> **AIM OF THE TASK**
Search the listing below for the string "upon" and copy every line where it occurs.

Stored data:
# # # # #

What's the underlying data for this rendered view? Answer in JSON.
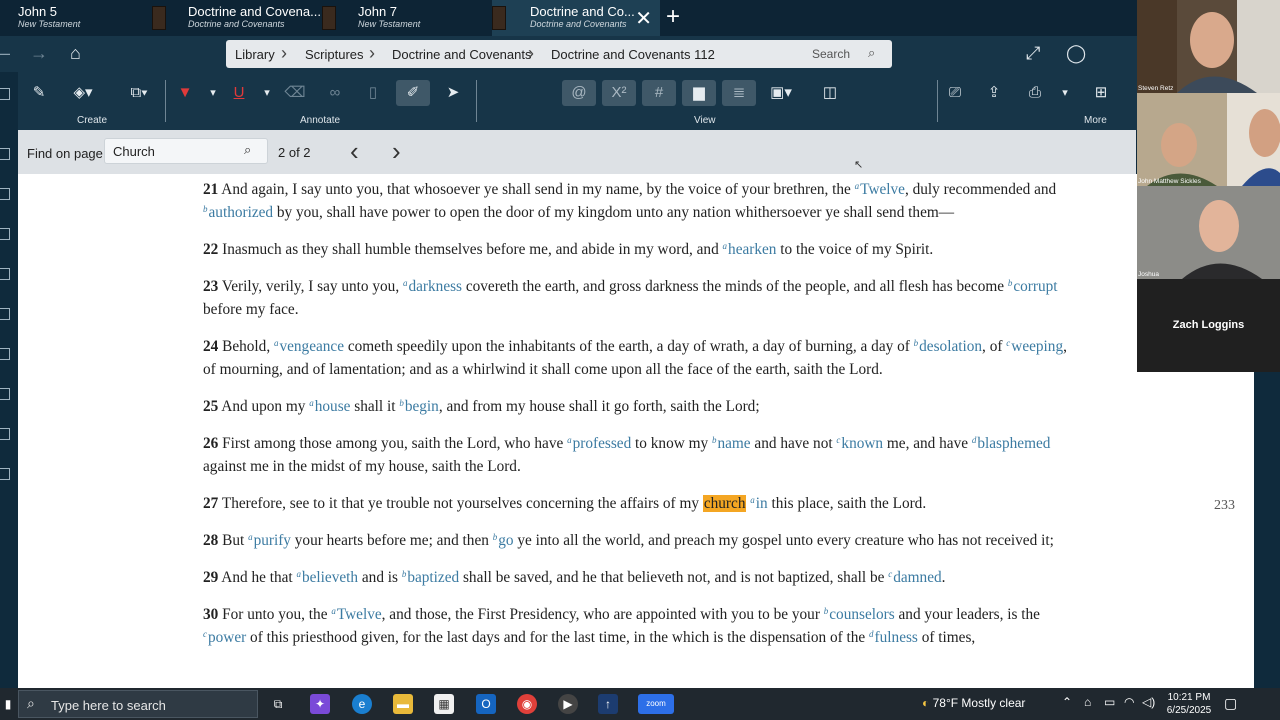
{
  "tabs": [
    {
      "title": "John 5",
      "subtitle": "New Testament"
    },
    {
      "title": "Doctrine and Covena...",
      "subtitle": "Doctrine and Covenants"
    },
    {
      "title": "John 7",
      "subtitle": "New Testament"
    },
    {
      "title": "Doctrine and Co...",
      "subtitle": "Doctrine and Covenants",
      "active": true
    }
  ],
  "breadcrumb": [
    "Library",
    "Scriptures",
    "Doctrine and Covenants",
    "Doctrine and Covenants 112"
  ],
  "search_placeholder": "Search",
  "ribbon": {
    "create": "Create",
    "annotate": "Annotate",
    "view": "View",
    "more": "More"
  },
  "find": {
    "label": "Find on page",
    "query": "Church",
    "count": "2 of 2"
  },
  "page_number": "233",
  "verses": [
    {
      "num": "21",
      "parts": [
        {
          "t": "And again, I say unto you, that whosoever ye shall send in my name, by the voice of your brethren, the "
        },
        {
          "fn": "a",
          "t": "Twelve"
        },
        {
          "t": ", duly recommended and "
        },
        {
          "fn": "b",
          "t": "authorized"
        },
        {
          "t": " by you, shall have power to open the door of my kingdom unto any nation whithersoever ye shall send them—"
        }
      ]
    },
    {
      "num": "22",
      "parts": [
        {
          "t": "Inasmuch as they shall humble themselves before me, and abide in my word, and "
        },
        {
          "fn": "a",
          "t": "hearken"
        },
        {
          "t": " to the voice of my Spirit."
        }
      ]
    },
    {
      "num": "23",
      "parts": [
        {
          "t": "Verily, verily, I say unto you, "
        },
        {
          "fn": "a",
          "t": "darkness"
        },
        {
          "t": " covereth the earth, and gross darkness the minds of the people, and all flesh has become "
        },
        {
          "fn": "b",
          "t": "corrupt"
        },
        {
          "t": " before my face."
        }
      ]
    },
    {
      "num": "24",
      "parts": [
        {
          "t": "Behold, "
        },
        {
          "fn": "a",
          "t": "vengeance"
        },
        {
          "t": " cometh speedily upon the inhabitants of the earth, a day of wrath, a day of burning, a day of "
        },
        {
          "fn": "b",
          "t": "desolation"
        },
        {
          "t": ", of "
        },
        {
          "fn": "c",
          "t": "weeping"
        },
        {
          "t": ", of mourning, and of lamentation; and as a whirlwind it shall come upon all the face of the earth, saith the Lord."
        }
      ]
    },
    {
      "num": "25",
      "parts": [
        {
          "t": "And upon my "
        },
        {
          "fn": "a",
          "t": "house"
        },
        {
          "t": " shall it "
        },
        {
          "fn": "b",
          "t": "begin"
        },
        {
          "t": ", and from my house shall it go forth, saith the Lord;"
        }
      ]
    },
    {
      "num": "26",
      "parts": [
        {
          "t": "First among those among you, saith the Lord, who have "
        },
        {
          "fn": "a",
          "t": "professed"
        },
        {
          "t": " to know my "
        },
        {
          "fn": "b",
          "t": "name"
        },
        {
          "t": " and have not "
        },
        {
          "fn": "c",
          "t": "known"
        },
        {
          "t": " me, and have "
        },
        {
          "fn": "d",
          "t": "blasphemed"
        },
        {
          "t": " against me in the midst of my house, saith the Lord."
        }
      ]
    },
    {
      "num": "27",
      "parts": [
        {
          "t": "Therefore, see to it that ye trouble not yourselves concerning the affairs of my "
        },
        {
          "hl": "church"
        },
        {
          "t": " "
        },
        {
          "fn": "a",
          "t": "in"
        },
        {
          "t": " this place, saith the Lord."
        }
      ]
    },
    {
      "num": "28",
      "parts": [
        {
          "t": "But "
        },
        {
          "fn": "a",
          "t": "purify"
        },
        {
          "t": " your hearts before me; and then "
        },
        {
          "fn": "b",
          "t": "go"
        },
        {
          "t": " ye into all the world, and preach my gospel unto every creature who has not received it;"
        }
      ]
    },
    {
      "num": "29",
      "parts": [
        {
          "t": "And he that "
        },
        {
          "fn": "a",
          "t": "believeth"
        },
        {
          "t": " and is "
        },
        {
          "fn": "b",
          "t": "baptized"
        },
        {
          "t": " shall be saved, and he that believeth not, and is not baptized, shall be "
        },
        {
          "fn": "c",
          "t": "damned"
        },
        {
          "t": "."
        }
      ]
    },
    {
      "num": "30",
      "parts": [
        {
          "t": "For unto you, the "
        },
        {
          "fn": "a",
          "t": "Twelve"
        },
        {
          "t": ", and those, the First Presidency, who are appointed with you to be your "
        },
        {
          "fn": "b",
          "t": "counselors"
        },
        {
          "t": " and your leaders, is the "
        },
        {
          "fn": "c",
          "t": "power"
        },
        {
          "t": " of this priesthood given, for the last days and for the last time, in the which is the dispensation of the "
        },
        {
          "fn": "d",
          "t": "fulness"
        },
        {
          "t": " of times,"
        }
      ]
    }
  ],
  "participants": [
    "Steven Retz",
    "John Matthew Sickles",
    "Joshua",
    "Zach Loggins"
  ],
  "taskbar": {
    "search_placeholder": "Type here to search",
    "weather": "78°F  Mostly clear",
    "time": "10:21 PM",
    "date": "6/25/2025"
  },
  "colors": {
    "accent_blue": "#3c7ba2",
    "highlight": "#f4a623",
    "chrome": "#173548"
  }
}
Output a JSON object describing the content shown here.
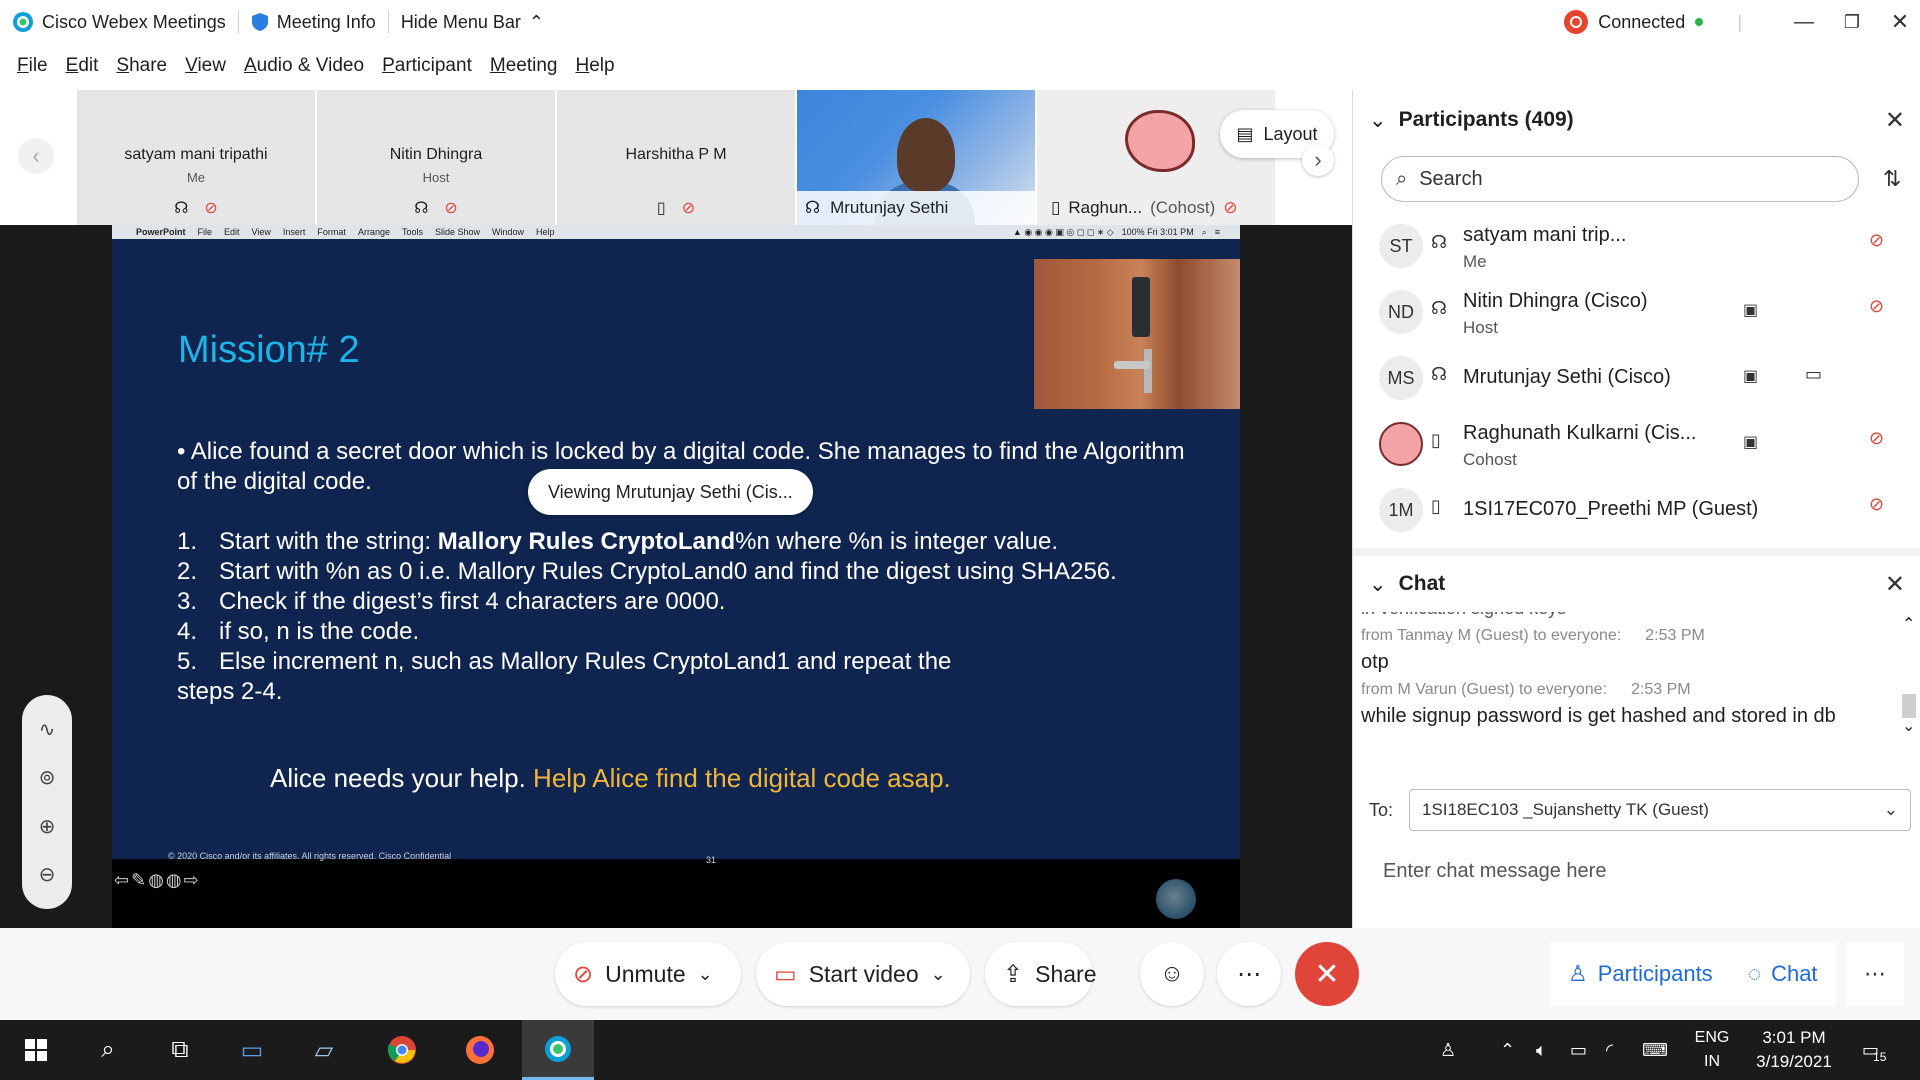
{
  "window": {
    "app_title": "Cisco Webex Meetings",
    "meeting_info": "Meeting Info",
    "hide_menu": "Hide Menu Bar",
    "status": "Connected"
  },
  "menu": [
    "File",
    "Edit",
    "Share",
    "View",
    "Audio & Video",
    "Participant",
    "Meeting",
    "Help"
  ],
  "thumbnails": [
    {
      "name": "satyam mani tripathi",
      "role": "Me"
    },
    {
      "name": "Nitin Dhingra",
      "role": "Host"
    },
    {
      "name": "Harshitha P M",
      "role": ""
    }
  ],
  "video_thumb": {
    "name": "Mrutunjay Sethi"
  },
  "raghu_thumb": {
    "name": "Raghun...",
    "role": "(Cohost)"
  },
  "layout_label": "Layout",
  "viewing_banner": "Viewing Mrutunjay Sethi (Cis...",
  "mac_menu": {
    "app": "PowerPoint",
    "items": [
      "File",
      "Edit",
      "View",
      "Insert",
      "Format",
      "Arrange",
      "Tools",
      "Slide Show",
      "Window",
      "Help"
    ],
    "right": "100%  Fri 3:01 PM"
  },
  "slide": {
    "title": "Mission# 2",
    "bullet": "•   Alice found a secret door which is locked by a digital code. She manages to find the Algorithm of the digital code.",
    "step1_prefix": "Start with the string: ",
    "step1_bold": "Mallory Rules CryptoLand",
    "step1_suffix": "%n where %n is integer value.",
    "steps": [
      {
        "n": "1.",
        "text": ""
      },
      {
        "n": "2.",
        "text": "Start with %n as 0 i.e. Mallory Rules CryptoLand0 and find the digest using SHA256."
      },
      {
        "n": "3.",
        "text": "Check if the digest’s first 4 characters are 0000."
      },
      {
        "n": "4.",
        "text": "if so, n is the code."
      },
      {
        "n": "5.",
        "text": "Else increment n, such as Mallory Rules CryptoLand1 and repeat the"
      }
    ],
    "step5_cont": "steps 2-4.",
    "help_white": "Alice needs your help. ",
    "help_orange": "Help Alice find the digital code asap.",
    "footer": "© 2020  Cisco and/or its affiliates. All rights reserved.   Cisco Confidential",
    "page": "31",
    "accent_title": "#1fb4e8",
    "accent_help": "#f1b53a",
    "background": "#0f2550"
  },
  "participants_panel": {
    "title": "Participants (409)",
    "search_placeholder": "Search",
    "rows": [
      {
        "initials": "ST",
        "name": "satyam mani trip...",
        "role": "Me"
      },
      {
        "initials": "ND",
        "name": "Nitin Dhingra (Cisco)",
        "role": "Host"
      },
      {
        "initials": "MS",
        "name": "Mrutunjay Sethi (Cisco)",
        "role": ""
      },
      {
        "initials": "",
        "name": "Raghunath Kulkarni (Cis...",
        "role": "Cohost"
      },
      {
        "initials": "1M",
        "name": "1SI17EC070_Preethi MP (Guest)",
        "role": ""
      }
    ]
  },
  "chat_panel": {
    "title": "Chat",
    "partial_line": "in verification signed keys",
    "messages": [
      {
        "from": "from Tanmay M (Guest) to everyone:",
        "time": "2:53 PM",
        "text": "otp"
      },
      {
        "from": "from M Varun (Guest) to everyone:",
        "time": "2:53 PM",
        "text": "while signup password is get hashed and stored in db"
      }
    ],
    "to_label": "To:",
    "to_value": "1SI18EC103 _Sujanshetty TK (Guest)",
    "input_placeholder": "Enter chat message here"
  },
  "controls": {
    "unmute": "Unmute",
    "start_video": "Start video",
    "share": "Share",
    "participants": "Participants",
    "chat": "Chat",
    "end_color": "#e0453a"
  },
  "taskbar": {
    "lang_top": "ENG",
    "lang_bottom": "IN",
    "time": "3:01 PM",
    "date": "3/19/2021",
    "notifications": "15"
  }
}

# # # # #

> **SOLUTION**
          "t": " cometh speedily upon the inhabitants of the earth, a day of wrath, a day of burning, a day of "
          "t": ", of mourning, and of lamentation; and as a whirlwind it shall come upon all the face of the earth, saith the Lord."
          "t": "And upon my "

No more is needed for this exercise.